**Goal of the exercise:** Among the lines below, count those with "ring". Give the total alone.
_ _ _ _ _ _ _
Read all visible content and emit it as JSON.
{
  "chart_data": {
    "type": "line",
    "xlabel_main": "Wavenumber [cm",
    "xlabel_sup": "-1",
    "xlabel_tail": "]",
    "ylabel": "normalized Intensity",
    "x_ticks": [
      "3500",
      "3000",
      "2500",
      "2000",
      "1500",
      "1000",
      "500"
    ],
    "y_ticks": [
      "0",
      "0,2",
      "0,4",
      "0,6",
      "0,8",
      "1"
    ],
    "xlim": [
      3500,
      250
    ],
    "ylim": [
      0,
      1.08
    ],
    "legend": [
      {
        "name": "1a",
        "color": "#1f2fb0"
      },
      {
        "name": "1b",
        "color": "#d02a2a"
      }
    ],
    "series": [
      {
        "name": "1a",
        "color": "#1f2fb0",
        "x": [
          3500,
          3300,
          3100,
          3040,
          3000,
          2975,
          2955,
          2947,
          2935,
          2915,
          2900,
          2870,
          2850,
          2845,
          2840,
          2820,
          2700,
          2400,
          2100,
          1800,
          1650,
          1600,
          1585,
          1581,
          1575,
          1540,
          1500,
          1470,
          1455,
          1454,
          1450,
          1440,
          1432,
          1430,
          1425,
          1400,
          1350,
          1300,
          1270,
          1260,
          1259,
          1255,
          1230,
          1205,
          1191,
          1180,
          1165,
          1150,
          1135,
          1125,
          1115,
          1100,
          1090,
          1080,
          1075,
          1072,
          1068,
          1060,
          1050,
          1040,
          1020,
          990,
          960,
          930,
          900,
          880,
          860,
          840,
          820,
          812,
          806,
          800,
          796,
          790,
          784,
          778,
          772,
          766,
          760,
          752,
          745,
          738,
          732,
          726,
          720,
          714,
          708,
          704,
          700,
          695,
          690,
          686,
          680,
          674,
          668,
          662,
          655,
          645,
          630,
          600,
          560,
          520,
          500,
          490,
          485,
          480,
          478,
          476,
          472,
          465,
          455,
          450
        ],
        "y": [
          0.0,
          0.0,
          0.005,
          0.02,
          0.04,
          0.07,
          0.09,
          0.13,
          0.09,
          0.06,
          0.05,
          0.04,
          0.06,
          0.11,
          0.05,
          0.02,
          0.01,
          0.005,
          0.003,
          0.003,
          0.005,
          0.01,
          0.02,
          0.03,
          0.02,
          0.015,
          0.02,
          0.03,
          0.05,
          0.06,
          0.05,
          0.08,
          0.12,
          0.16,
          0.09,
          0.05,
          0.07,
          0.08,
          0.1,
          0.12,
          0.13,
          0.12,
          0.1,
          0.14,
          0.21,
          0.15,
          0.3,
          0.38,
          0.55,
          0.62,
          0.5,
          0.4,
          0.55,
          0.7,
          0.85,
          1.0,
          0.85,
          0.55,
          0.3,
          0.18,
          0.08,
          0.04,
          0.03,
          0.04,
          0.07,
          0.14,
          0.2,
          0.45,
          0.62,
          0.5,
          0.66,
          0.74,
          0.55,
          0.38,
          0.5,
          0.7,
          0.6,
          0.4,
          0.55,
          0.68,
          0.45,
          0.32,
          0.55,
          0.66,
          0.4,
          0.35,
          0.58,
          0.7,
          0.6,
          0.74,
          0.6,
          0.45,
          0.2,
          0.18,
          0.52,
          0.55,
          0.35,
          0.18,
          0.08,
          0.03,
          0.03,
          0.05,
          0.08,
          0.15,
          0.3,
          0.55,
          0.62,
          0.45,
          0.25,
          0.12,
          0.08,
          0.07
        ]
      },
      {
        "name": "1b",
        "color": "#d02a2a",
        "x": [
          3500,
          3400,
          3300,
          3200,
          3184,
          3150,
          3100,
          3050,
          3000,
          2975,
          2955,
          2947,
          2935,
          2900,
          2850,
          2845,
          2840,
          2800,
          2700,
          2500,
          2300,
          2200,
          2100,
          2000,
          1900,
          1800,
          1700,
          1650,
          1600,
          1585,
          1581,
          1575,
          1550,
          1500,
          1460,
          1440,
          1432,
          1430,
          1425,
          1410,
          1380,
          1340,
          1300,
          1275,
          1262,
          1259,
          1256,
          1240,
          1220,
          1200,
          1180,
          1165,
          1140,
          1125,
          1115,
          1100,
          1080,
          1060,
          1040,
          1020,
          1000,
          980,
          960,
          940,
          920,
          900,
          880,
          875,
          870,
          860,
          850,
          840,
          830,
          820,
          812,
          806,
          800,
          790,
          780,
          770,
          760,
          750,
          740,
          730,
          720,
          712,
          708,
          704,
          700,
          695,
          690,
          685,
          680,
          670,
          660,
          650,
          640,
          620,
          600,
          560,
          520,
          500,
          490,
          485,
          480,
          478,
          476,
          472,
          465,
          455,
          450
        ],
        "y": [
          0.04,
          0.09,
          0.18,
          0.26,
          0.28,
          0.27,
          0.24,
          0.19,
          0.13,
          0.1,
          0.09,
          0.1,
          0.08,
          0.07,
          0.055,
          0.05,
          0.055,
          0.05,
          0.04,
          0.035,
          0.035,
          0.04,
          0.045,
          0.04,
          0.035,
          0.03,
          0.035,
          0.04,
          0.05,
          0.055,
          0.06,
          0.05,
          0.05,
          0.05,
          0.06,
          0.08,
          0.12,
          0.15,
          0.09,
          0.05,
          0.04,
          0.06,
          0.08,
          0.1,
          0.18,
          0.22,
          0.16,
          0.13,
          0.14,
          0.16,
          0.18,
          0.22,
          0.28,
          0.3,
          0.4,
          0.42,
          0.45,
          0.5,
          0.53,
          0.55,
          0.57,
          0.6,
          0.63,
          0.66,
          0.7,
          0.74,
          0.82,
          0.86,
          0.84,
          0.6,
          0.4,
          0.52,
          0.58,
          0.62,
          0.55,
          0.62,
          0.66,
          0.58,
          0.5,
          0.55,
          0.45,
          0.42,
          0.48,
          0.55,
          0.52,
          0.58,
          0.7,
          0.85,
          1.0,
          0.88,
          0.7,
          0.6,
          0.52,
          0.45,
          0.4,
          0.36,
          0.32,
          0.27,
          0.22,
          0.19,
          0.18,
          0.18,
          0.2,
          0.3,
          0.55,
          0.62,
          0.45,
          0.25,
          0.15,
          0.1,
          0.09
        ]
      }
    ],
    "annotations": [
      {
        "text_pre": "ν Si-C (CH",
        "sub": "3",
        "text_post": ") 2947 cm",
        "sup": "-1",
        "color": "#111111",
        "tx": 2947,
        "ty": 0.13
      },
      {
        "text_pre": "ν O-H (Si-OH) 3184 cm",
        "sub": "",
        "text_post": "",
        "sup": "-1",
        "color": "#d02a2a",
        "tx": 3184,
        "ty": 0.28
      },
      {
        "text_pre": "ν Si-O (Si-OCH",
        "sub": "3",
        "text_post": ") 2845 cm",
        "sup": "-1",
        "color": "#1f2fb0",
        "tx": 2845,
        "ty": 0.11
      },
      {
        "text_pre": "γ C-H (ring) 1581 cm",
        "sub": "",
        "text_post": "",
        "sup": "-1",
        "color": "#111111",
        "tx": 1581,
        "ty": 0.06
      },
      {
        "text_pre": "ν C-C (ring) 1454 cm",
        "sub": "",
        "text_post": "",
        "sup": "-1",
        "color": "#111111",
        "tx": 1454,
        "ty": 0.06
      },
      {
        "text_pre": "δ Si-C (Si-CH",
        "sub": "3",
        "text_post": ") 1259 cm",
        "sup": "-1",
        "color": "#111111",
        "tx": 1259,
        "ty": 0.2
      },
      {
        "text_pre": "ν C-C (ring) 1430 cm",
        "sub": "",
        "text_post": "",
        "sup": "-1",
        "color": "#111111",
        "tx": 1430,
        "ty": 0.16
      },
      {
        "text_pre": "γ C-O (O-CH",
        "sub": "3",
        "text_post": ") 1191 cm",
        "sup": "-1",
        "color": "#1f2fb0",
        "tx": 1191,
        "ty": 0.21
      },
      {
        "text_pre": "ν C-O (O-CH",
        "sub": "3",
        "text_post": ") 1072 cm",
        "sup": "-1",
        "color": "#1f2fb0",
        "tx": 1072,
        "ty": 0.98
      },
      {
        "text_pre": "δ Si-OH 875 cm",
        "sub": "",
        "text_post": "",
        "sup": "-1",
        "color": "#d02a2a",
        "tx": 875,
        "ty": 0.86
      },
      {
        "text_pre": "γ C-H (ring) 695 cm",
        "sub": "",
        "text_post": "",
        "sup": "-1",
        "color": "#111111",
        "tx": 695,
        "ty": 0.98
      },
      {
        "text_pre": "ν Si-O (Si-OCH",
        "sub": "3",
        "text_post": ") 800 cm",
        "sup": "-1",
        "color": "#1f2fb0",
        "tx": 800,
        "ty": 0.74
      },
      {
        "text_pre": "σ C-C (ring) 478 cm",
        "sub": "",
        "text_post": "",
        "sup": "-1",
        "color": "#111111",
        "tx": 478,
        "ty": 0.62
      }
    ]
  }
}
_ _ _ _ _ _ _
**Complete response:** 5